>>>>
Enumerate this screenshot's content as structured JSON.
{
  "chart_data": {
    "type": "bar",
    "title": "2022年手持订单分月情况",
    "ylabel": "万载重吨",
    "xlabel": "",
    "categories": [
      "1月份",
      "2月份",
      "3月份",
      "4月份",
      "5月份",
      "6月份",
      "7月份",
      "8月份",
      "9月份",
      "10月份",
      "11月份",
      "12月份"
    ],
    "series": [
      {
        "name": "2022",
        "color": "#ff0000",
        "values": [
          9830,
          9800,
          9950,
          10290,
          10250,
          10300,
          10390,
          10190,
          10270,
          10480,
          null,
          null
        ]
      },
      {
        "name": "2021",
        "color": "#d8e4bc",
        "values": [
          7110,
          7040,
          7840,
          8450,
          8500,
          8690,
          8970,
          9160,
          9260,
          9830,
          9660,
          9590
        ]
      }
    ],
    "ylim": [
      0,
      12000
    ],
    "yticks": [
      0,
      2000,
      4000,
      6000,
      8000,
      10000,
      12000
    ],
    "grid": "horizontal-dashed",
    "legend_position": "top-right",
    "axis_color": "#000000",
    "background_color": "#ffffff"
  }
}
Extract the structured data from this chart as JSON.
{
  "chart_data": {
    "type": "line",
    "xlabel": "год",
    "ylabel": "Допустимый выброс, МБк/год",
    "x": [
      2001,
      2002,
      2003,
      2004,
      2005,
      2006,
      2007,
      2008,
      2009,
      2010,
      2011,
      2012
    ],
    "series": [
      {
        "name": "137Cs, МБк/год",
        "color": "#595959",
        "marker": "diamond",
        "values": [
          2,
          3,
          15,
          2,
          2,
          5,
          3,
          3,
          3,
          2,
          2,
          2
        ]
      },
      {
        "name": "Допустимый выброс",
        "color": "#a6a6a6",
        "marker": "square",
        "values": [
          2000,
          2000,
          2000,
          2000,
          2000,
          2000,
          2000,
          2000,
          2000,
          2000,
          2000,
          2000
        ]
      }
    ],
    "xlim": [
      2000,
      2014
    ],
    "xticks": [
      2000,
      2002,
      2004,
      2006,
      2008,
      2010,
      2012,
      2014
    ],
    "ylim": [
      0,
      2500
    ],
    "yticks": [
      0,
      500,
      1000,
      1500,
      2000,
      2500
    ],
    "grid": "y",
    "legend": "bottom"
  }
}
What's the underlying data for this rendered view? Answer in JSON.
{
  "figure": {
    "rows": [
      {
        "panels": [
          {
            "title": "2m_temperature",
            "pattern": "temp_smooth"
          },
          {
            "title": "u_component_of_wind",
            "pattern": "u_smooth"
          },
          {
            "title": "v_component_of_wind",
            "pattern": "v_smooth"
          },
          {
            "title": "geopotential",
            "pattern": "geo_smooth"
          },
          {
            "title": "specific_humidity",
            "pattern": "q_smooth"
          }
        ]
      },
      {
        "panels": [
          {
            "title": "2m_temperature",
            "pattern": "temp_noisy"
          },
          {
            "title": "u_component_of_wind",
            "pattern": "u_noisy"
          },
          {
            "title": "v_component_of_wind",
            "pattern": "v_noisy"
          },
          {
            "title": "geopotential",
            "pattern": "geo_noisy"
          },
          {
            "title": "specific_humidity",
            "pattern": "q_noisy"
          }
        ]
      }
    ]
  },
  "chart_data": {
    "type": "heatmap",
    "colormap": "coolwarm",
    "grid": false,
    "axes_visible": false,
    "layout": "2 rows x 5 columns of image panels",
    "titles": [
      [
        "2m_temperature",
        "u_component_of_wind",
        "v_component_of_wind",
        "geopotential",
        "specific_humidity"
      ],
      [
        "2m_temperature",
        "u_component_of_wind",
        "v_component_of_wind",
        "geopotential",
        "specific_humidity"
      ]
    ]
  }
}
<<<<
§ AIM:
Write out the data again, exactly and in full.

§ FULL ANSWER:
Enumerate this screenshot's content as structured JSON.
{
  "chart_data": {
    "type": "bar",
    "title": "2022年手持订单分月情况",
    "ylabel": "万载重吨",
    "xlabel": "",
    "categories": [
      "1月份",
      "2月份",
      "3月份",
      "4月份",
      "5月份",
      "6月份",
      "7月份",
      "8月份",
      "9月份",
      "10月份",
      "11月份",
      "12月份"
    ],
    "series": [
      {
        "name": "2022",
        "color": "#ff0000",
        "values": [
          9830,
          9800,
          9950,
          10290,
          10250,
          10300,
          10390,
          10190,
          10270,
          10480,
          null,
          null
        ]
      },
      {
        "name": "2021",
        "color": "#d8e4bc",
        "values": [
          7110,
          7040,
          7840,
          8450,
          8500,
          8690,
          8970,
          9160,
          9260,
          9830,
          9660,
          9590
        ]
      }
    ],
    "ylim": [
      0,
      12000
    ],
    "yticks": [
      0,
      2000,
      4000,
      6000,
      8000,
      10000,
      12000
    ],
    "grid": "horizontal-dashed",
    "legend_position": "top-right",
    "axis_color": "#000000",
    "background_color": "#ffffff"
  }
}
Extract the structured data from this chart as JSON.
{
  "chart_data": {
    "type": "line",
    "xlabel": "год",
    "ylabel": "Допустимый выброс, МБк/год",
    "x": [
      2001,
      2002,
      2003,
      2004,
      2005,
      2006,
      2007,
      2008,
      2009,
      2010,
      2011,
      2012
    ],
    "series": [
      {
        "name": "137Cs, МБк/год",
        "color": "#595959",
        "marker": "diamond",
        "values": [
          2,
          3,
          15,
          2,
          2,
          5,
          3,
          3,
          3,
          2,
          2,
          2
        ]
      },
      {
        "name": "Допустимый выброс",
        "color": "#a6a6a6",
        "marker": "square",
        "values": [
          2000,
          2000,
          2000,
          2000,
          2000,
          2000,
          2000,
          2000,
          2000,
          2000,
          2000,
          2000
        ]
      }
    ],
    "xlim": [
      2000,
      2014
    ],
    "xticks": [
      2000,
      2002,
      2004,
      2006,
      2008,
      2010,
      2012,
      2014
    ],
    "ylim": [
      0,
      2500
    ],
    "yticks": [
      0,
      500,
      1000,
      1500,
      2000,
      2500
    ],
    "grid": "y",
    "legend": "bottom"
  }
}
What's the underlying data for this rendered view? Answer in JSON.
{
  "figure": {
    "rows": [
      {
        "panels": [
          {
            "title": "2m_temperature",
            "pattern": "temp_smooth"
          },
          {
            "title": "u_component_of_wind",
            "pattern": "u_smooth"
          },
          {
            "title": "v_component_of_wind",
            "pattern": "v_smooth"
          },
          {
            "title": "geopotential",
            "pattern": "geo_smooth"
          },
          {
            "title": "specific_humidity",
            "pattern": "q_smooth"
          }
        ]
      },
      {
        "panels": [
          {
            "title": "2m_temperature",
            "pattern": "temp_noisy"
          },
          {
            "title": "u_component_of_wind",
            "pattern": "u_noisy"
          },
          {
            "title": "v_component_of_wind",
            "pattern": "v_noisy"
          },
          {
            "title": "geopotential",
            "pattern": "geo_noisy"
          },
          {
            "title": "specific_humidity",
            "pattern": "q_noisy"
          }
        ]
      }
    ]
  },
  "chart_data": {
    "type": "heatmap",
    "colormap": "coolwarm",
    "grid": false,
    "axes_visible": false,
    "layout": "2 rows x 5 columns of image panels",
    "titles": [
      [
        "2m_temperature",
        "u_component_of_wind",
        "v_component_of_wind",
        "geopotential",
        "specific_humidity"
      ],
      [
        "2m_temperature",
        "u_component_of_wind",
        "v_component_of_wind",
        "geopotential",
        "specific_humidity"
      ]
    ]
  }
}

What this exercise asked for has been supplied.